Where does the string "screenshot" appear? Copy every line of the entries below that holds it.

Records shown:
▬▬▬▬▬▬▬▬▬▬
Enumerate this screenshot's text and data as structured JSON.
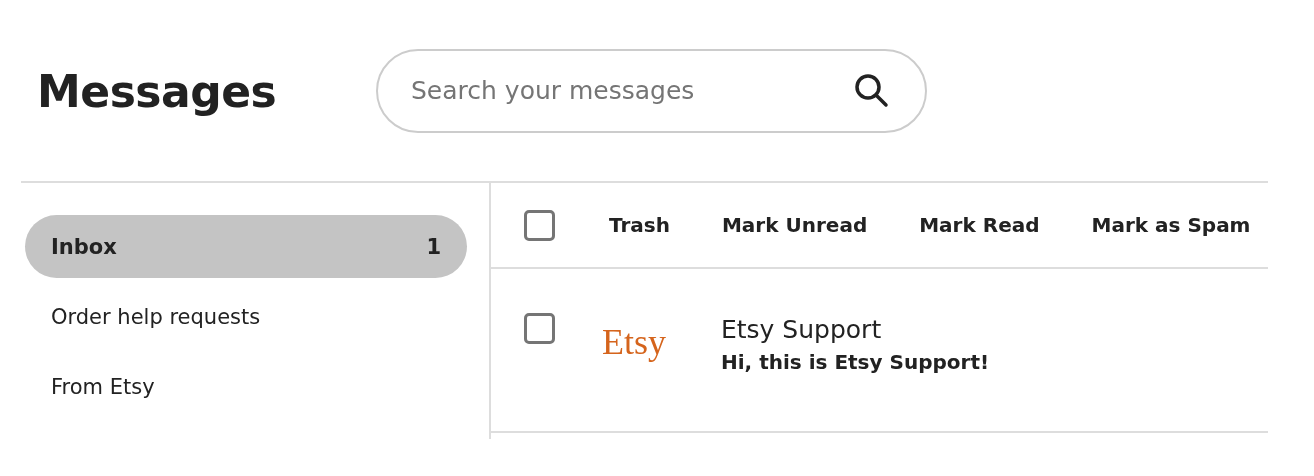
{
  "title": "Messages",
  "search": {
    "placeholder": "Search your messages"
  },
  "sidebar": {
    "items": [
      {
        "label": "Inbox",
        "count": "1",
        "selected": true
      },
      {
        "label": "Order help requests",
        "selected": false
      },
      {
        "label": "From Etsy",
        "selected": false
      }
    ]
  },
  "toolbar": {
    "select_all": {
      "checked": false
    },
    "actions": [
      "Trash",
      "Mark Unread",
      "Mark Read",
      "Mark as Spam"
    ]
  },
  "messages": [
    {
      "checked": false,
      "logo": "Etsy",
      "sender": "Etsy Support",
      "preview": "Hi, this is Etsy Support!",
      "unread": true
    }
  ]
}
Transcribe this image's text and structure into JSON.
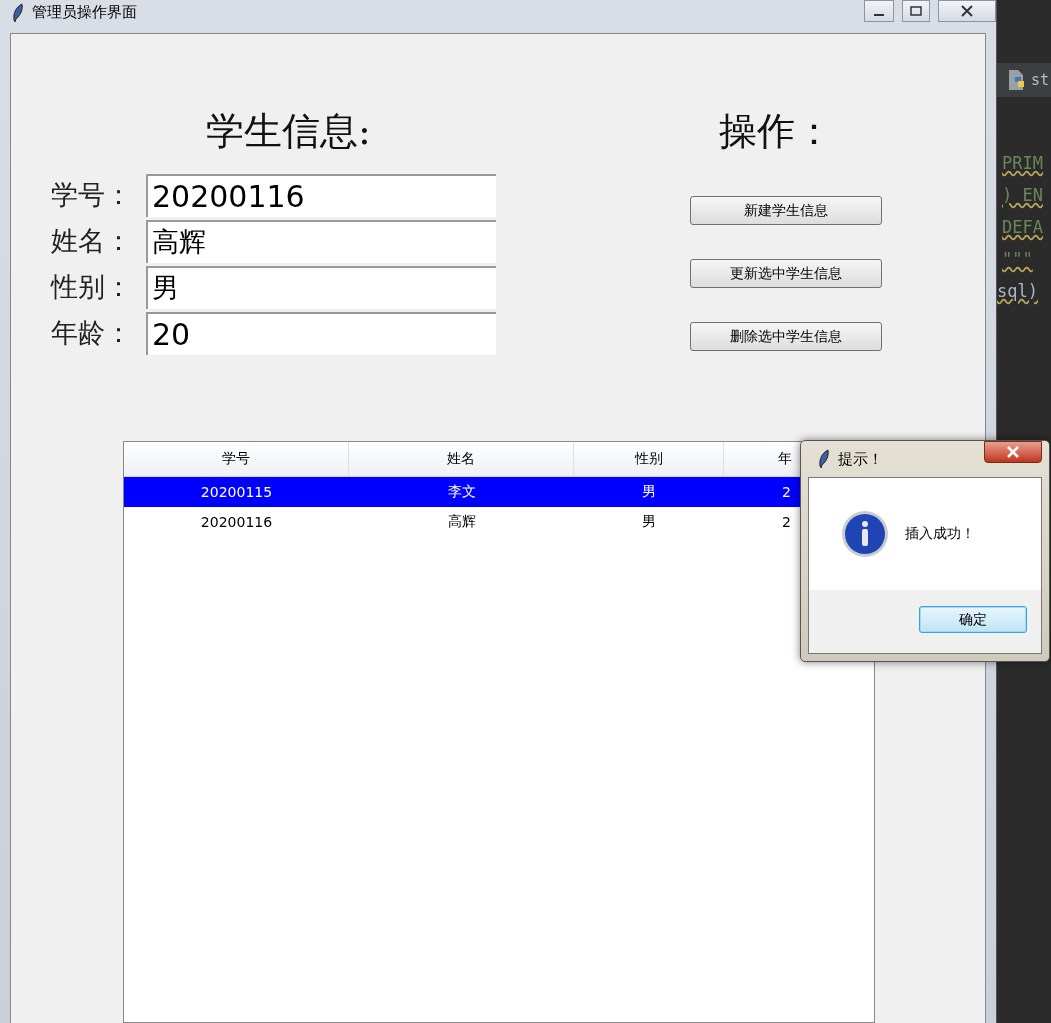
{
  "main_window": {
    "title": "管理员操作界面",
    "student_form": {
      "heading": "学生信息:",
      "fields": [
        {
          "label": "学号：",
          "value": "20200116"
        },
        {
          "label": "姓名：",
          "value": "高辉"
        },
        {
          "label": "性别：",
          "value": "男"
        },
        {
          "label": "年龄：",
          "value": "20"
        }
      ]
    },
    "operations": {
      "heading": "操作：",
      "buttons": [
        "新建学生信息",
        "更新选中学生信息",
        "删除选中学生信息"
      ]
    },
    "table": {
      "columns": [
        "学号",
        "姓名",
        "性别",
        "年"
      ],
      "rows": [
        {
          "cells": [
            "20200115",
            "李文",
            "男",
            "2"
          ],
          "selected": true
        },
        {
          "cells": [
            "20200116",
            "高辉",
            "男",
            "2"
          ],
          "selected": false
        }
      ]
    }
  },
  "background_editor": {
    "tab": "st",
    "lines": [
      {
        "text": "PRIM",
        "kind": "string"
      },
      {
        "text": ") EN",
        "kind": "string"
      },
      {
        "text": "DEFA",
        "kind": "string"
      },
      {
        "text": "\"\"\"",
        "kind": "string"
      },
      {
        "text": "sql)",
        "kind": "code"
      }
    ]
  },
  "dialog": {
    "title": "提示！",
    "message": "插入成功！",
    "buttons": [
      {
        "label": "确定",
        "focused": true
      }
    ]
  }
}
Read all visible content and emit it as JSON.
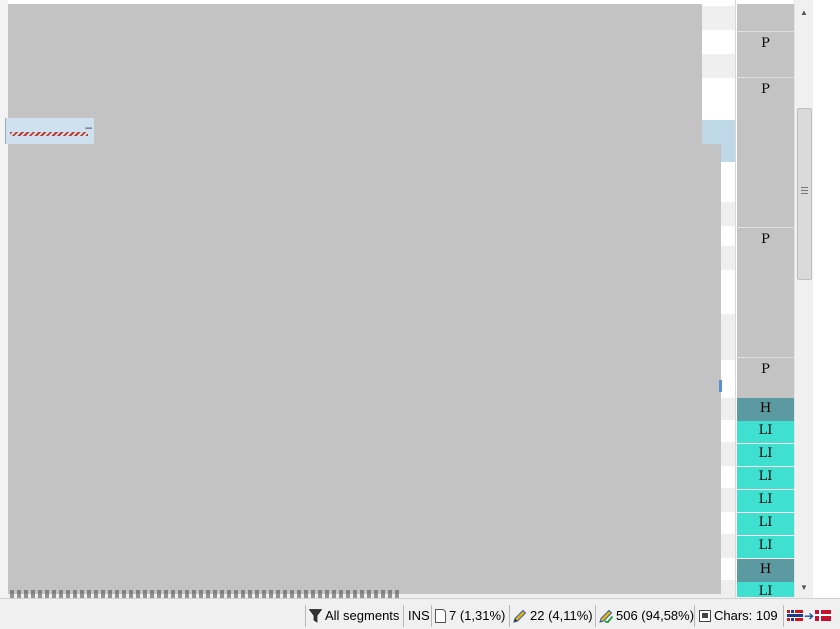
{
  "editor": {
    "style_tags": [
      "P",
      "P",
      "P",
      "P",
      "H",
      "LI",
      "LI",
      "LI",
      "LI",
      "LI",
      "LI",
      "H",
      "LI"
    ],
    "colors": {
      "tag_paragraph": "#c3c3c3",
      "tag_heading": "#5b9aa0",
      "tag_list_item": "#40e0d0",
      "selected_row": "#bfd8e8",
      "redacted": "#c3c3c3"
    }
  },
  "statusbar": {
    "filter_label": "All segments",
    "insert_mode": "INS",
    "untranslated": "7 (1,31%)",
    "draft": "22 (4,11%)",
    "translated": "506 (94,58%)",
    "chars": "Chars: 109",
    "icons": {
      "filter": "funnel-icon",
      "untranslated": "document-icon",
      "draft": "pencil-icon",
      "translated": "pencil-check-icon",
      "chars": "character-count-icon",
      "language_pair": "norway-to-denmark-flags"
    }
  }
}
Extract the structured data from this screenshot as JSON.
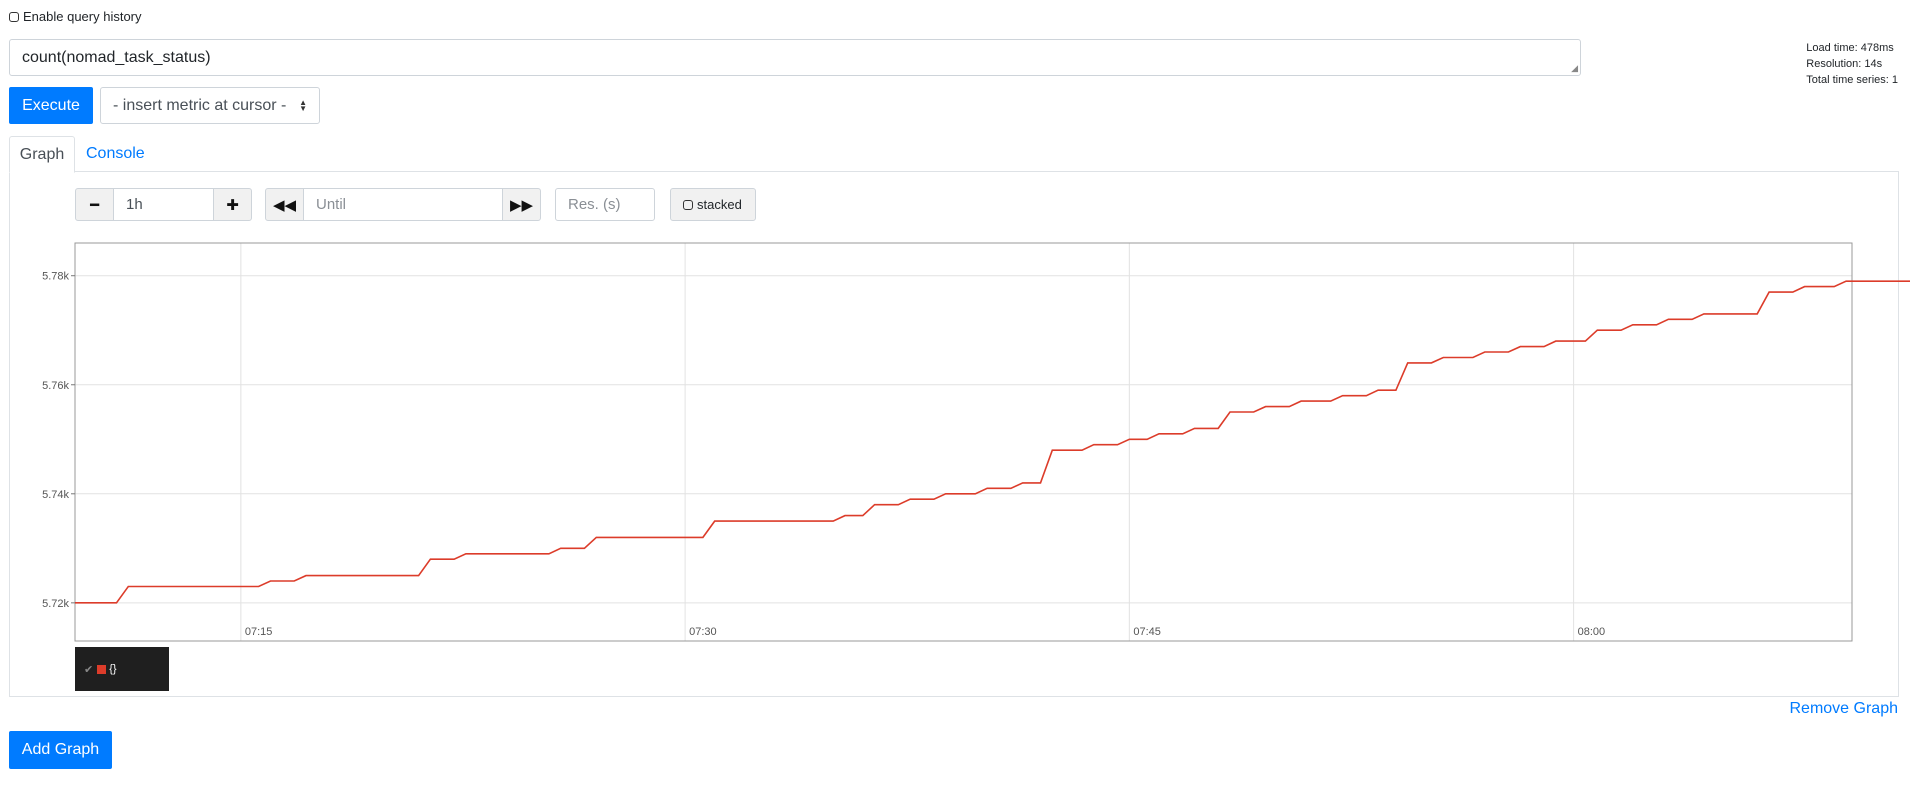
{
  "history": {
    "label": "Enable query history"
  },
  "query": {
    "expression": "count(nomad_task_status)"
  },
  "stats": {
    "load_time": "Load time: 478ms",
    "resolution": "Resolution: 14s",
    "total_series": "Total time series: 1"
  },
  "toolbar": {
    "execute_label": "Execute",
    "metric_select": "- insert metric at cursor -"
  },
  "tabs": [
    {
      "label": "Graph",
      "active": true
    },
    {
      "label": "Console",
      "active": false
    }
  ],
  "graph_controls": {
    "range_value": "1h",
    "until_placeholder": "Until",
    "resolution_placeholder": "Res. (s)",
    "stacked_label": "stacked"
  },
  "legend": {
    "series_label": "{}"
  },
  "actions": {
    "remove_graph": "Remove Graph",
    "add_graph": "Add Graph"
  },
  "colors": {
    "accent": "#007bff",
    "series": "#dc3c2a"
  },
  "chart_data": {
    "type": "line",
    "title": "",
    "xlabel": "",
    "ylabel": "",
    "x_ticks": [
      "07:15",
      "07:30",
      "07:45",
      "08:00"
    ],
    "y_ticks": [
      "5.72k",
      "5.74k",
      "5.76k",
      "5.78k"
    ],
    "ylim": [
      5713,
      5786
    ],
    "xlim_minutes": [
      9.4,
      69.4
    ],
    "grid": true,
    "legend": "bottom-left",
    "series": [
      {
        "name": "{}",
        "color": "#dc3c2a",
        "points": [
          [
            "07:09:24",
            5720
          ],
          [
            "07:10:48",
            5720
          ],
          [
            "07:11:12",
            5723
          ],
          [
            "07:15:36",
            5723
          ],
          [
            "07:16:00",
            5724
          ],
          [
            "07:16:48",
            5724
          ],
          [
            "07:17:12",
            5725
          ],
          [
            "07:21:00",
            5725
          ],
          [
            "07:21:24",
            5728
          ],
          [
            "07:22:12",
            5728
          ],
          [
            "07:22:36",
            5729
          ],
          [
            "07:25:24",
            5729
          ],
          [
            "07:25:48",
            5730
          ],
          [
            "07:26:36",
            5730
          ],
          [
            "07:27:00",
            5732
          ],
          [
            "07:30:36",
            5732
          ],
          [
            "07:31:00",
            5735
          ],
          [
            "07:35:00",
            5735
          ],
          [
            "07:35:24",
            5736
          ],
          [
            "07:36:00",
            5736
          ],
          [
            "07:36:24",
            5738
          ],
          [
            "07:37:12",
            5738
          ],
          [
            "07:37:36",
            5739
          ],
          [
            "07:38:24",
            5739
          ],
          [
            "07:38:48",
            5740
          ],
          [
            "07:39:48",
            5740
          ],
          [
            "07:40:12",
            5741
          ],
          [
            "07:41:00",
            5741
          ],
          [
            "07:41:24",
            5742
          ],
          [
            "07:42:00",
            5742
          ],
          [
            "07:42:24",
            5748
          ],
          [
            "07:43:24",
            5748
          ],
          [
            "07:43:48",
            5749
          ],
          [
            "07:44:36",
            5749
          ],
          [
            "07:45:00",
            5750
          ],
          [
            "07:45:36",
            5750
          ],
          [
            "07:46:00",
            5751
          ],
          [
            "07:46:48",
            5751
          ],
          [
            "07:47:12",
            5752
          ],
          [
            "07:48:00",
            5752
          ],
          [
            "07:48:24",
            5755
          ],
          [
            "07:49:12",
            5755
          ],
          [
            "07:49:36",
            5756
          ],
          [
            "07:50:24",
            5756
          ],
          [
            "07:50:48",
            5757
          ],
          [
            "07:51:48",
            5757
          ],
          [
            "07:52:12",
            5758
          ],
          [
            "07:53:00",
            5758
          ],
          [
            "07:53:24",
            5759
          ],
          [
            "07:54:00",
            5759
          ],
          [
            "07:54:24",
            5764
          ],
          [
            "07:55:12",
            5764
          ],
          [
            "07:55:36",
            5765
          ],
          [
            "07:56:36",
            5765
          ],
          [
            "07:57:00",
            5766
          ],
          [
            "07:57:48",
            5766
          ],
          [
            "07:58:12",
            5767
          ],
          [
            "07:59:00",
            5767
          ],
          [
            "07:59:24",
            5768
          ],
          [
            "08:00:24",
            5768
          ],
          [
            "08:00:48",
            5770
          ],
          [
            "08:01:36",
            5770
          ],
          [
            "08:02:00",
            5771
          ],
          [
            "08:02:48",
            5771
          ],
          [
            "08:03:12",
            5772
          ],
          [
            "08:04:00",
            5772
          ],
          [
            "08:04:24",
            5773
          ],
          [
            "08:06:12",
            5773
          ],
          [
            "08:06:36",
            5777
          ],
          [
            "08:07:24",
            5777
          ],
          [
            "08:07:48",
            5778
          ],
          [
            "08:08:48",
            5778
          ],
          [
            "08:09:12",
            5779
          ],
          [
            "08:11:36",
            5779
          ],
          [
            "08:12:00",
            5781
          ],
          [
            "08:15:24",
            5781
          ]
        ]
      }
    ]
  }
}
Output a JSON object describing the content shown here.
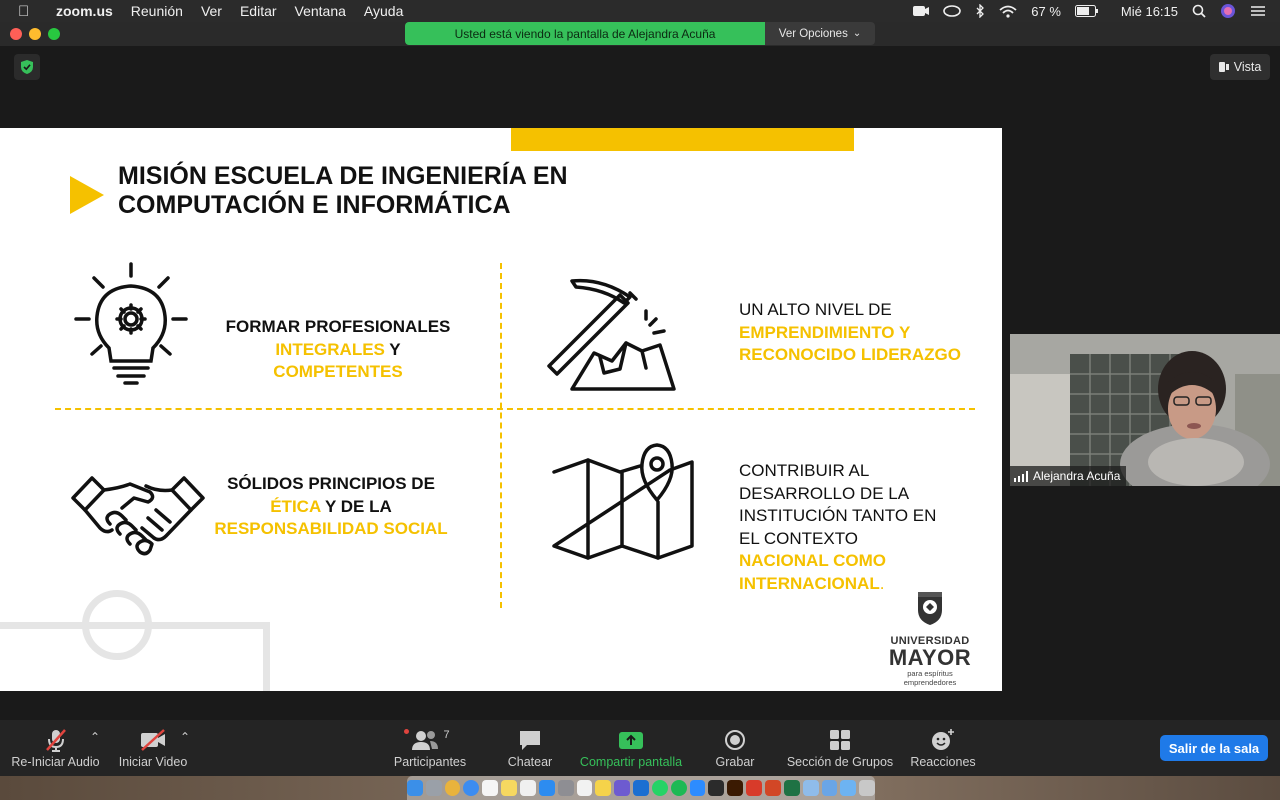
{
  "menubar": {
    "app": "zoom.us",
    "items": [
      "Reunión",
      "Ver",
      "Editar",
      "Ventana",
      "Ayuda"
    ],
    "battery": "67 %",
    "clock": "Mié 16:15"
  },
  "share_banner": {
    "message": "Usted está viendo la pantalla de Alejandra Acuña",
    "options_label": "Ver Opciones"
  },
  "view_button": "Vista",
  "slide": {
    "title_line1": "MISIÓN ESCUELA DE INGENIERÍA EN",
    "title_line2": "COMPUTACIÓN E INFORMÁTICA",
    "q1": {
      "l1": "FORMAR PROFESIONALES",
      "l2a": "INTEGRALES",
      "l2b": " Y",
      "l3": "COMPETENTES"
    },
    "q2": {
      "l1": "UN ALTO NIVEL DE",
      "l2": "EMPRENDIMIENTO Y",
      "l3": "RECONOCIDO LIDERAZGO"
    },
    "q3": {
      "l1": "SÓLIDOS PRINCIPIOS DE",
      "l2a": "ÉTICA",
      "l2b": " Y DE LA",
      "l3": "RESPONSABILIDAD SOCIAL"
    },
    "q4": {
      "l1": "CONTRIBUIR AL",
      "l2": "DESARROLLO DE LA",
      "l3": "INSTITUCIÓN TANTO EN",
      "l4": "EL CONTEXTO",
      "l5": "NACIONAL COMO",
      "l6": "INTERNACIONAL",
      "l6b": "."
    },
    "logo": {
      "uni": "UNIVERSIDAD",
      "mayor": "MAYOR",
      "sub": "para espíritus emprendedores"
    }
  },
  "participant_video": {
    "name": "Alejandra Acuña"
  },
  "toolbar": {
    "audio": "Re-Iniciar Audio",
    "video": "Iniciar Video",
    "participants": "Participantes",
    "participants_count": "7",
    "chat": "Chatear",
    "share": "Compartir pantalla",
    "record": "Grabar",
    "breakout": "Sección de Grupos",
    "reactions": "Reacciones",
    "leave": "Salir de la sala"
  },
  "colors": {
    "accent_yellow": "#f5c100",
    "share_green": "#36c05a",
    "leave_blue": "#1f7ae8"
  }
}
▬▬▬▬▬▬▬▬▬▬
Written response:
Enumerate this screenshot's text and data as structured JSON.
Extract the structured data from this screenshot as JSON.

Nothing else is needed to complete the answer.